Render every one of the rows below as a Markdown table with two columns, No and Line: No holds the row number and Line holds that row's text, with blank lines omitted.

***

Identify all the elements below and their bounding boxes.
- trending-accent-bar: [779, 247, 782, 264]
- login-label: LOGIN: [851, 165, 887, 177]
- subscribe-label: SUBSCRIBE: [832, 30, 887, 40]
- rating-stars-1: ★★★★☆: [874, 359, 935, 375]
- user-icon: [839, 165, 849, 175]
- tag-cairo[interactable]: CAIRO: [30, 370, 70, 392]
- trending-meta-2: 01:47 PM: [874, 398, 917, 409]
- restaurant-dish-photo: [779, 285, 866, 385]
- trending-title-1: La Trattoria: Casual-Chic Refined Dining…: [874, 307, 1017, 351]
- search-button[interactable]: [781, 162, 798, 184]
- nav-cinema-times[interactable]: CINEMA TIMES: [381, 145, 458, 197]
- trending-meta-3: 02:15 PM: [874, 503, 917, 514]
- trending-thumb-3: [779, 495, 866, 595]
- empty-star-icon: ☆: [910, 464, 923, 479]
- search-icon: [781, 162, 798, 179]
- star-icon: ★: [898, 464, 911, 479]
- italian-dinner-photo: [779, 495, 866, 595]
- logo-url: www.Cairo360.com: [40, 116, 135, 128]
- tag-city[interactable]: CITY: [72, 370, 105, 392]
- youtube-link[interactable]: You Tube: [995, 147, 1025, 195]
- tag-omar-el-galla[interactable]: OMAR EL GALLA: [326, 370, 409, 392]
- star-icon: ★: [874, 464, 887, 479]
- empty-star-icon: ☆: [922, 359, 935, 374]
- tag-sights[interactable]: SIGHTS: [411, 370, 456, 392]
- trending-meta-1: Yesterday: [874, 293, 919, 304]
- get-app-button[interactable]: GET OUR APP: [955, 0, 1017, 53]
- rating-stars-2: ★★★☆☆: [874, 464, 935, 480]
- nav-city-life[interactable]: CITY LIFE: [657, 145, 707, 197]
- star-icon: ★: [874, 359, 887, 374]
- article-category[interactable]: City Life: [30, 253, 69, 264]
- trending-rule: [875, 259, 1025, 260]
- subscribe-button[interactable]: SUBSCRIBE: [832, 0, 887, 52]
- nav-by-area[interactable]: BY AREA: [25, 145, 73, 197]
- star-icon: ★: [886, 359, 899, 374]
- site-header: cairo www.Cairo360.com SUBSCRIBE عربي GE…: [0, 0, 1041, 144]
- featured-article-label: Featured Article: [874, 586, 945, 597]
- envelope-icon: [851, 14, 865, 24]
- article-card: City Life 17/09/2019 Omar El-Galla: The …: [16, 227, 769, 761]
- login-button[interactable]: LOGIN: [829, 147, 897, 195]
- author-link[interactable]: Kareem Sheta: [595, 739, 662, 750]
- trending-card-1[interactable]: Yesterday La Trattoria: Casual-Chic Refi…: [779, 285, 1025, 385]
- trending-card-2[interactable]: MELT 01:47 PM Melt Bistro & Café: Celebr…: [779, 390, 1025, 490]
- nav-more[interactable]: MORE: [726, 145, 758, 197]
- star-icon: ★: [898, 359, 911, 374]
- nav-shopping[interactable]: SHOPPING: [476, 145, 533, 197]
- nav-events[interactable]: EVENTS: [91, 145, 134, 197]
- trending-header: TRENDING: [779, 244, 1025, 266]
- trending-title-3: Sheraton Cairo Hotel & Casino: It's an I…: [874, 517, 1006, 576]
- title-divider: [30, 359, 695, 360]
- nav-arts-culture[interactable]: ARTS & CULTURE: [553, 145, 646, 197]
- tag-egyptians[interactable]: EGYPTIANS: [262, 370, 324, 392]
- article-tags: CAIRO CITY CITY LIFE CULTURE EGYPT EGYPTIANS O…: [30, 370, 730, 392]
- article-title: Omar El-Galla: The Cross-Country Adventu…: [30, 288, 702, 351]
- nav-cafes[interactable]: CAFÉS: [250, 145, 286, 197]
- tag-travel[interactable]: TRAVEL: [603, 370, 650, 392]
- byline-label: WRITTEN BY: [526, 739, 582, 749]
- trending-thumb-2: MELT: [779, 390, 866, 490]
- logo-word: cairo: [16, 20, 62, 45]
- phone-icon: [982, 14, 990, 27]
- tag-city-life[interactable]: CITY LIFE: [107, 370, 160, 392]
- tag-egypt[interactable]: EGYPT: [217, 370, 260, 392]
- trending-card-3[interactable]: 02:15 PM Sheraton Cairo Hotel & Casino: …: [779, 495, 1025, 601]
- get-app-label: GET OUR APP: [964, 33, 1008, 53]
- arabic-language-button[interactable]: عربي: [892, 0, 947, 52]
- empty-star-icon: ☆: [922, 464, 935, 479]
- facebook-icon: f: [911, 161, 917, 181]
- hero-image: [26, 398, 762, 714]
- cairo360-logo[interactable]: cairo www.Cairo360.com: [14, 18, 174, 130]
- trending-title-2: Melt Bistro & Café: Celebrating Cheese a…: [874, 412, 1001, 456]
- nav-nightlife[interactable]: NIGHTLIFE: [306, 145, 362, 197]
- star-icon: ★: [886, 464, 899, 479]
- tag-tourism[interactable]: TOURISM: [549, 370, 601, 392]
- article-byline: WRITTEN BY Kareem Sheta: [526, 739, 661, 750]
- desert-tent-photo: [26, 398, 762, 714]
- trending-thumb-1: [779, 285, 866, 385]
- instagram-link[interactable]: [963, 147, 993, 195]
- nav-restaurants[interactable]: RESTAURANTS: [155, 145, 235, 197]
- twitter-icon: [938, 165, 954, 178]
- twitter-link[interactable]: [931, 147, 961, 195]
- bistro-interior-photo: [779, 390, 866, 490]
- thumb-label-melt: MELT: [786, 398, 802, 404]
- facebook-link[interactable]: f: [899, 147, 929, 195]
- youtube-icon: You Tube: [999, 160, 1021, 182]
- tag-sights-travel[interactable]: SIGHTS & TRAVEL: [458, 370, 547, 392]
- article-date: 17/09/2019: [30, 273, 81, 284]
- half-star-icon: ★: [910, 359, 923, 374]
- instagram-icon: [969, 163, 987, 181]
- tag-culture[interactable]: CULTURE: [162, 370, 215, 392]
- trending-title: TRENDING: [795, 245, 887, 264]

***

» **Solution to the exercise**:
| No | Line |
|---|---|
| 1 | Identify all the elements below and their bounding boxes. |
| 2 | - trending-accent-bar: [779, 247, 782, 264] |
| 3 | - login-label: LOGIN: [851, 165, 887, 177] |
| 4 | - subscribe-label: SUBSCRIBE: [832, 30, 887, 40] |
| 5 | - rating-stars-1: ★★★★☆: [874, 359, 935, 375] |
| 6 | - user-icon: [839, 165, 849, 175] |
| 7 | - tag-cairo[interactable]: CAIRO: [30, 370, 70, 392] |
| 8 | - trending-meta-2: 01:47 PM: [874, 398, 917, 409] |
| 9 | - restaurant-dish-photo: [779, 285, 866, 385] |
| 10 | - trending-title-1: La Trattoria: Casual-Chic Refined Dining…: [874, 307, 1017, 351] |
| 11 | - search-button[interactable]: [781, 162, 798, 184] |
| 12 | - nav-cinema-times[interactable]: CINEMA TIMES: [381, 145, 458, 197] |
| 13 | - trending-meta-3: 02:15 PM: [874, 503, 917, 514] |
| 14 | - trending-thumb-3: [779, 495, 866, 595] |
| 15 | - empty-star-icon: ☆: [910, 464, 923, 479] |
| 16 | - search-icon: [781, 162, 798, 179] |
| 17 | - star-icon: ★: [898, 464, 911, 479] |
| 18 | - italian-dinner-photo: [779, 495, 866, 595] |
| 19 | - logo-url: www.Cairo360.com: [40, 116, 135, 128] |
| 20 | - tag-city[interactable]: CITY: [72, 370, 105, 392] |
| 21 | - youtube-link[interactable]: You Tube: [995, 147, 1025, 195] |
| 22 | - tag-omar-el-galla[interactable]: OMAR EL GALLA: [326, 370, 409, 392] |
| 23 | - star-icon: ★: [874, 464, 887, 479] |
| 24 | - empty-star-icon: ☆: [922, 359, 935, 374] |
| 25 | - tag-sights[interactable]: SIGHTS: [411, 370, 456, 392] |
| 26 | - trending-meta-1: Yesterday: [874, 293, 919, 304] |
| 27 | - get-app-button[interactable]: GET OUR APP: [955, 0, 1017, 53] |
| 28 | - rating-stars-2: ★★★☆☆: [874, 464, 935, 480] |
| 29 | - nav-city-life[interactable]: CITY LIFE: [657, 145, 707, 197] |
| 30 | - star-icon: ★: [874, 359, 887, 374] |
| 31 | - article-category[interactable]: City Life: [30, 253, 69, 264] |
| 32 | - trending-rule: [875, 259, 1025, 260] |
| 33 | - subscribe-button[interactable]: SUBSCRIBE: [832, 0, 887, 52] |
| 34 | - nav-by-area[interactable]: BY AREA: [25, 145, 73, 197] |
| 35 | - star-icon: ★: [886, 359, 899, 374] |
| 36 | - site-header: cairo www.Cairo360.com SUBSCRIBE عربي GE…: [0, 0, 1041, 144] |
| 37 | - featured-article-label: Featured Article: [874, 586, 945, 597] |
| 38 | - envelope-icon: [851, 14, 865, 24] |
| 39 | - article-card: City Life 17/09/2019 Omar El-Galla: The …: [16, 227, 769, 761] |
| 40 | - login-button[interactable]: LOGIN: [829, 147, 897, 195] |
| 41 | - author-link[interactable]: Kareem Sheta: [595, 739, 662, 750] |
| 42 | - trending-card-1[interactable]: Yesterday La Trattoria: Casual-Chic Refi…: [779, 285, 1025, 385] |
| 43 | - trending-card-2[interactable]: MELT 01:47 PM Melt Bistro & Café: Celebr…: [779, 390, 1025, 490] |
| 44 | - nav-more[interactable]: MORE: [726, 145, 758, 197] |
| 45 | - star-icon: ★: [898, 359, 911, 374] |
| 46 | - nav-shopping[interactable]: SHOPPING: [476, 145, 533, 197] |
| 47 | - nav-events[interactable]: EVENTS: [91, 145, 134, 197] |
| 48 | - trending-header: TRENDING: [779, 244, 1025, 266] |
| 49 | - trending-title-3: Sheraton Cairo Hotel & Casino: It's an I…: [874, 517, 1006, 576] |
| 50 | - title-divider: [30, 359, 695, 360] |
| 51 | - nav-arts-culture[interactable]: ARTS & CULTURE: [553, 145, 646, 197] |
| 52 | - tag-egyptians[interactable]: EGYPTIANS: [262, 370, 324, 392] |
| 53 | - article-tags: CAIRO CITY CITY LIFE CULTURE EGYPT EGYPTIANS O…: [30, 370, 730, 392] |
| 54 | - article-title: Omar El-Galla: The Cross-Country Adventu…: [30, 288, 702, 351] |
| 55 | - nav-cafes[interactable]: CAFÉS: [250, 145, 286, 197] |
| 56 | - tag-travel[interactable]: TRAVEL: [603, 370, 650, 392] |
| 57 | - byline-label: WRITTEN BY: [526, 739, 582, 749] |
| 58 | - trending-thumb-2: MELT: [779, 390, 866, 490] |
| 59 | - logo-word: cairo: [16, 20, 62, 45] |
| 60 | - phone-icon: [982, 14, 990, 27] |
| 61 | - tag-city-life[interactable]: CITY LIFE: [107, 370, 160, 392] |
| 62 | - tag-egypt[interactable]: EGYPT: [217, 370, 260, 392] |
| 63 | - trending-card-3[interactable]: 02:15 PM Sheraton Cairo Hotel & Casino: …: [779, 495, 1025, 601] |
| 64 | - get-app-label: GET OUR APP: [964, 33, 1008, 53] |
| 65 | - arabic-language-button[interactable]: عربي: [892, 0, 947, 52] |
| 66 | - empty-star-icon: ☆: [922, 464, 935, 479] |
| 67 | - facebook-icon: f: [911, 161, 917, 181] |
| 68 | - hero-image: [26, 398, 762, 714] |
| 69 | - cairo360-logo[interactable]: cairo www.Cairo360.com: [14, 18, 174, 130] |
| 70 | - trending-title-2: Melt Bistro & Café: Celebrating Cheese a…: [874, 412, 1001, 456] |
| 71 | - nav-nightlife[interactable]: NIGHTLIFE: [306, 145, 362, 197] |
| 72 | - star-icon: ★: [886, 464, 899, 479] |
| 73 | - tag-tourism[interactable]: TOURISM: [549, 370, 601, 392] |
| 74 | - article-byline: WRITTEN BY Kareem Sheta: [526, 739, 661, 750] |
| 75 | - desert-tent-photo: [26, 398, 762, 714] |
| 76 | - trending-thumb-1: [779, 285, 866, 385] |
| 77 | - instagram-link[interactable]: [963, 147, 993, 195] |
| 78 | - nav-restaurants[interactable]: RESTAURANTS: [155, 145, 235, 197] |
| 79 | - twitter-icon: [938, 165, 954, 178] |
| 80 | - twitter-link[interactable]: [931, 147, 961, 195] |
| 81 | - bistro-interior-photo: [779, 390, 866, 490] |
| 82 | - thumb-label-melt: MELT: [786, 398, 802, 404] |
| 83 | - facebook-link[interactable]: f: [899, 147, 929, 195] |
| 84 | - youtube-icon: You Tube: [999, 160, 1021, 182] |
| 85 | - tag-sights-travel[interactable]: SIGHTS & TRAVEL: [458, 370, 547, 392] |
| 86 | - article-date: 17/09/2019: [30, 273, 81, 284] |
| 87 | - half-star-icon: ★: [910, 359, 923, 374] |
| 88 | - instagram-icon: [969, 163, 987, 181] |
| 89 | - tag-culture[interactable]: CULTURE: [162, 370, 215, 392] |
| 90 | - trending-title: TRENDING: [795, 245, 887, 264] |